Quote all of the data that follows exactly as written, skipping the images.

GIVEN RECORDS>
______________________________
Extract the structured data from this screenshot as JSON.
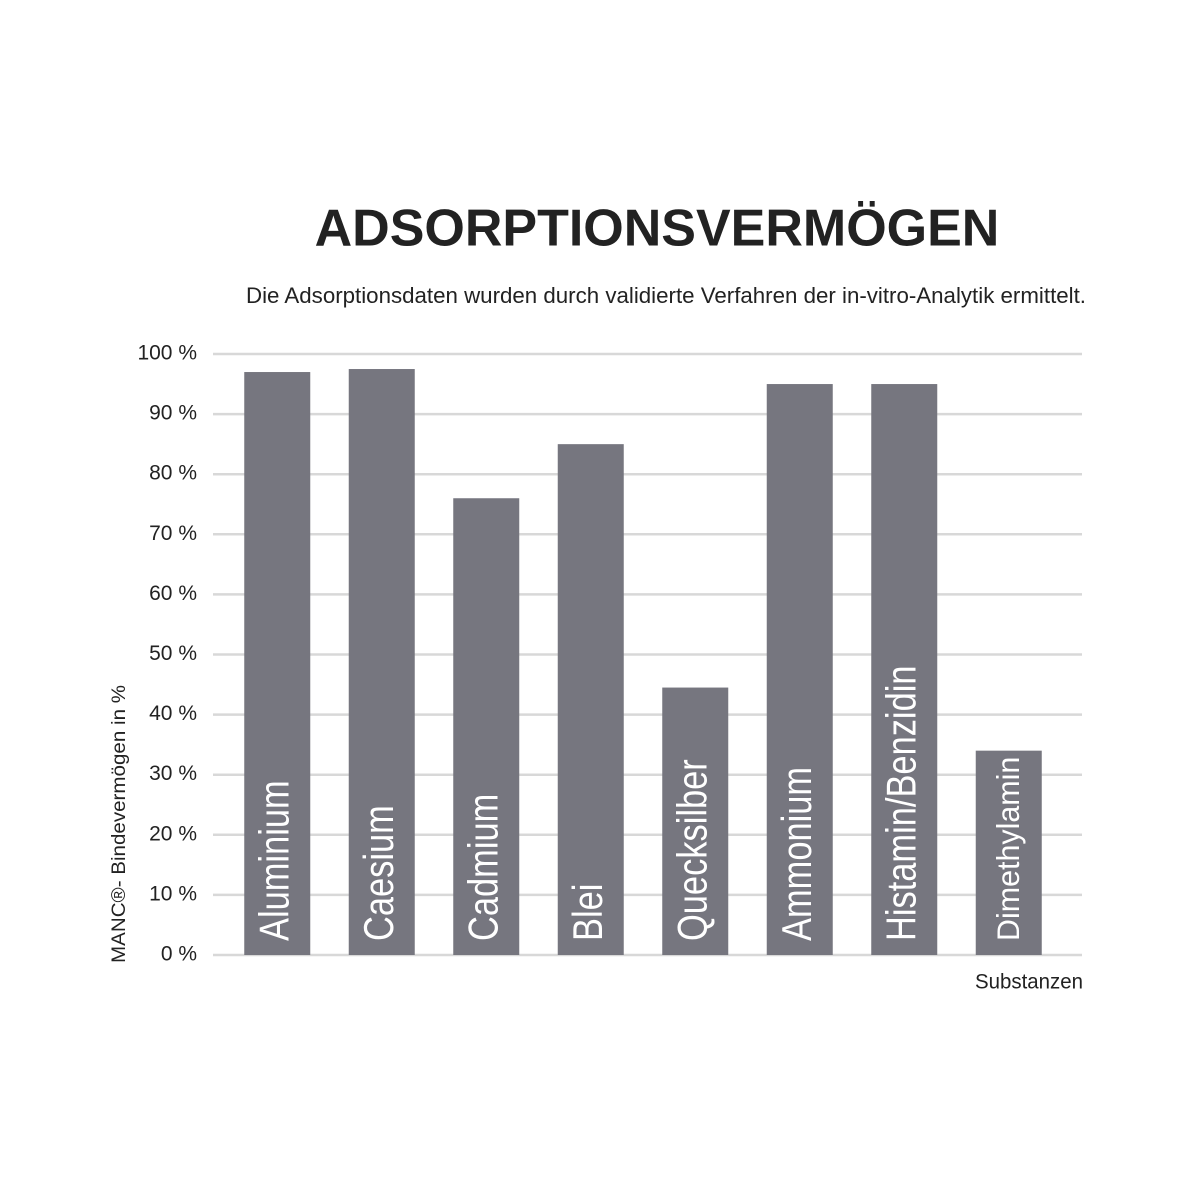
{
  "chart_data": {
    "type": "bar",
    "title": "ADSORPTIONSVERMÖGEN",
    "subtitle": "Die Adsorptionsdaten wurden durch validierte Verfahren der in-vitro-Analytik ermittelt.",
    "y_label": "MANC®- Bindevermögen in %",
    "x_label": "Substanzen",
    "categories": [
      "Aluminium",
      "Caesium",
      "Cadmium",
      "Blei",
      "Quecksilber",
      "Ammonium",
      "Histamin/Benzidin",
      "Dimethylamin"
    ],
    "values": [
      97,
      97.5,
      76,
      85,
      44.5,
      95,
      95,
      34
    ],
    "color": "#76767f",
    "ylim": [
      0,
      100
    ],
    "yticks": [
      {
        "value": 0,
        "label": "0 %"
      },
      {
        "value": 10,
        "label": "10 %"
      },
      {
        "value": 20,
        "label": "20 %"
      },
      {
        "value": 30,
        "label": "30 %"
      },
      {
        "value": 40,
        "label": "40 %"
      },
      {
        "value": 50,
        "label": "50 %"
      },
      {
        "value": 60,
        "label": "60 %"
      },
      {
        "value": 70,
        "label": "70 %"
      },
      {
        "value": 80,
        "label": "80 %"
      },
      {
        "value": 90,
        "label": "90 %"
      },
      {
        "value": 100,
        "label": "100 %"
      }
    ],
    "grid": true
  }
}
______________________________
RIGHT ANSWER>
Extract the structured data from this screenshot as JSON.
{
  "chart_data": {
    "type": "bar",
    "title": "ADSORPTIONSVERMÖGEN",
    "subtitle": "Die Adsorptionsdaten wurden durch validierte Verfahren der in-vitro-Analytik ermittelt.",
    "y_label": "MANC®- Bindevermögen in %",
    "x_label": "Substanzen",
    "categories": [
      "Aluminium",
      "Caesium",
      "Cadmium",
      "Blei",
      "Quecksilber",
      "Ammonium",
      "Histamin/Benzidin",
      "Dimethylamin"
    ],
    "values": [
      97,
      97.5,
      76,
      85,
      44.5,
      95,
      95,
      34
    ],
    "color": "#76767f",
    "ylim": [
      0,
      100
    ],
    "yticks": [
      {
        "value": 0,
        "label": "0 %"
      },
      {
        "value": 10,
        "label": "10 %"
      },
      {
        "value": 20,
        "label": "20 %"
      },
      {
        "value": 30,
        "label": "30 %"
      },
      {
        "value": 40,
        "label": "40 %"
      },
      {
        "value": 50,
        "label": "50 %"
      },
      {
        "value": 60,
        "label": "60 %"
      },
      {
        "value": 70,
        "label": "70 %"
      },
      {
        "value": 80,
        "label": "80 %"
      },
      {
        "value": 90,
        "label": "90 %"
      },
      {
        "value": 100,
        "label": "100 %"
      }
    ],
    "grid": true
  }
}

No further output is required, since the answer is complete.